(Items from a dataset)
____

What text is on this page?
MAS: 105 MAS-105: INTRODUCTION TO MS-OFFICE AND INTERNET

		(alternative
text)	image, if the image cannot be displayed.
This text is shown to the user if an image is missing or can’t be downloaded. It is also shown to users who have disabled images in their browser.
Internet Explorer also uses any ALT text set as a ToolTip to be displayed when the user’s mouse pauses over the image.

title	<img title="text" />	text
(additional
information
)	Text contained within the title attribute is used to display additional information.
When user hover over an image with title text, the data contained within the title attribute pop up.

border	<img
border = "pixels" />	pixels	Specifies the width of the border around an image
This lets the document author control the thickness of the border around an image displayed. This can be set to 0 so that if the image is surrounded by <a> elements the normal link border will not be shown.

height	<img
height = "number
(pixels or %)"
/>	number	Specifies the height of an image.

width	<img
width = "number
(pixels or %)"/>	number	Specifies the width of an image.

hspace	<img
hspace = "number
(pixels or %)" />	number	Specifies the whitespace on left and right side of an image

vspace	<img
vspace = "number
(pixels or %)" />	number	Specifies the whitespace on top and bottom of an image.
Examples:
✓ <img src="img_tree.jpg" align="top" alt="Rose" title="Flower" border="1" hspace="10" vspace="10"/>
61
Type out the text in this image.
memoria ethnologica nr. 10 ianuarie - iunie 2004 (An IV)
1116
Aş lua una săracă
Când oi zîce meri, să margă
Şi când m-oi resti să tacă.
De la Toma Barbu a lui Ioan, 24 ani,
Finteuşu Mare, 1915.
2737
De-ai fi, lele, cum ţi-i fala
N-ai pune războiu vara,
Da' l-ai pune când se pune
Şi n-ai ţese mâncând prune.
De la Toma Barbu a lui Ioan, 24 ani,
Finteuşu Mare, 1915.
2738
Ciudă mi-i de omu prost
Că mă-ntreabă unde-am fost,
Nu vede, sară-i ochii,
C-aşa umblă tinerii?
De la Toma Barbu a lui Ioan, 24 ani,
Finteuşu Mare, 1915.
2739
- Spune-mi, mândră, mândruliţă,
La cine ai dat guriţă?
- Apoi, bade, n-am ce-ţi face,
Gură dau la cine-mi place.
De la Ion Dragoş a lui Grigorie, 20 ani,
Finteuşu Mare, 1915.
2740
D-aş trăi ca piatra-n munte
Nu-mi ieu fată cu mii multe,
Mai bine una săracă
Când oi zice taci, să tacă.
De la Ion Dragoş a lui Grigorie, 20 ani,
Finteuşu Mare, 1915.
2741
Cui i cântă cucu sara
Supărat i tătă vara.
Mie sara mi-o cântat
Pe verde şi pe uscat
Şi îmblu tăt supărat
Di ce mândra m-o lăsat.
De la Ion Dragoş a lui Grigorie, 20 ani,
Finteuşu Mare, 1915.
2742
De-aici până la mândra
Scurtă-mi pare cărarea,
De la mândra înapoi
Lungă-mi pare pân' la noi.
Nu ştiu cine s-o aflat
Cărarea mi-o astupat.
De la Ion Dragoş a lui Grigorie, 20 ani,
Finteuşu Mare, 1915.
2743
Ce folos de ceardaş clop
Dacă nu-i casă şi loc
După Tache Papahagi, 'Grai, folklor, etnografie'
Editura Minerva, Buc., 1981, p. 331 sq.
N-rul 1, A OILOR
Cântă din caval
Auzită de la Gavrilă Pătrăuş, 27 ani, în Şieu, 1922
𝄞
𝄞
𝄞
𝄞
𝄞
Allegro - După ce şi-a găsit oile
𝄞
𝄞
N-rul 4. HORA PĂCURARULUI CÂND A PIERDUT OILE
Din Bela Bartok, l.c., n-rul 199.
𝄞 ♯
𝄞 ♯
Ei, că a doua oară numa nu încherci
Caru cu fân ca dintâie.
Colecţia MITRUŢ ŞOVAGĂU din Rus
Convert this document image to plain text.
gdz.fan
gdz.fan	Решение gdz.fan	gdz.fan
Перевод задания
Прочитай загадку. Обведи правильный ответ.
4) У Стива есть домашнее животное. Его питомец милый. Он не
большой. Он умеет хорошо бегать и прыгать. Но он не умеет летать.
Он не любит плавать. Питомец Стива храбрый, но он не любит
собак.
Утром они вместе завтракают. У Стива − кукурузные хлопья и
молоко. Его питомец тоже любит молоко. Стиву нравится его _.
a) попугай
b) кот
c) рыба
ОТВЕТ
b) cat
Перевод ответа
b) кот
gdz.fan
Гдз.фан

____

**Work to be completed:** Work out how many lines of the material above contain the word "vara", then give only that figure.

**Response to the exercise:** 2